-------- DATA IN THIS EXERCISE

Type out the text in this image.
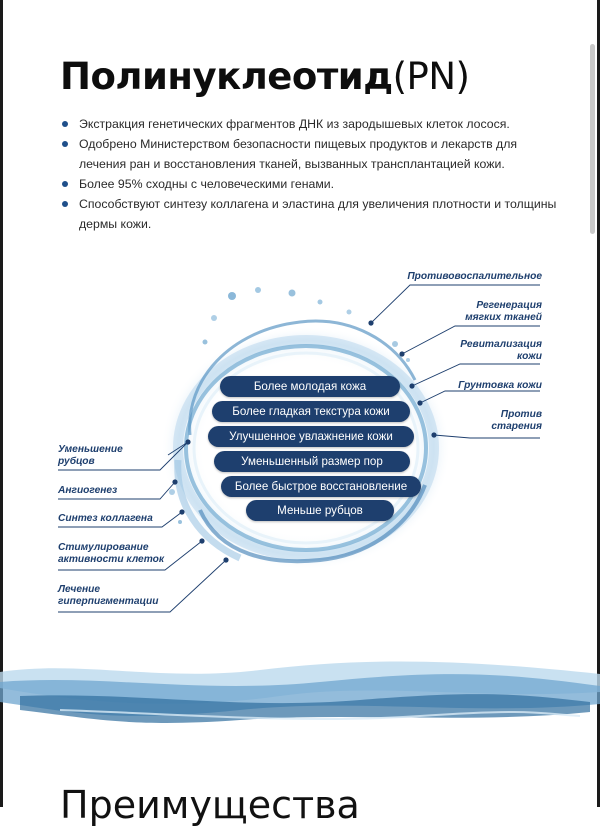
Полинуклеотид(PN)
Экстракция генетических фрагментов ДНК из зародышевых клеток лосося.
Одобрено Министерством безопасности пищевых продуктов и лекарств для лечения ран и восстановления тканей, вызванных трансплантацией кожи.
Более 95% сходны с человеческими генами.
Способствуют синтезу коллагена и эластина для увеличения плотности и толщины дермы кожи.
Более молодая кожа
Более гладкая текстура кожи
Улучшенное увлажнение кожи
Уменьшенный размер пор
Более быстрое восстановление
Меньше рубцов
Противовоспалительное
Регенерация мягких тканей
Ревитализация кожи
Грунтовка кожи
Против старения
Уменьшение рубцов
Ангиогенез
Синтез коллагена
Стимулирование активности клеток
Лечение гиперпигментации
Преимущества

----------------

→ WHAT IS BEING ASKED
Copy the records word for word, leaving no picture in the copy.

→ RESULT
Type out the text in this image.
Полинуклеотид(PN)
Экстракция генетических фрагментов ДНК из зародышевых клеток лосося.
Одобрено Министерством безопасности пищевых продуктов и лекарств для лечения ран и восстановления тканей, вызванных трансплантацией кожи.
Более 95% сходны с человеческими генами.
Способствуют синтезу коллагена и эластина для увеличения плотности и толщины дермы кожи.
Более молодая кожа
Более гладкая текстура кожи
Улучшенное увлажнение кожи
Уменьшенный размер пор
Более быстрое восстановление
Меньше рубцов
Противовоспалительное
Регенерация мягких тканей
Ревитализация кожи
Грунтовка кожи
Против старения
Уменьшение рубцов
Ангиогенез
Синтез коллагена
Стимулирование активности клеток
Лечение гиперпигментации
Преимущества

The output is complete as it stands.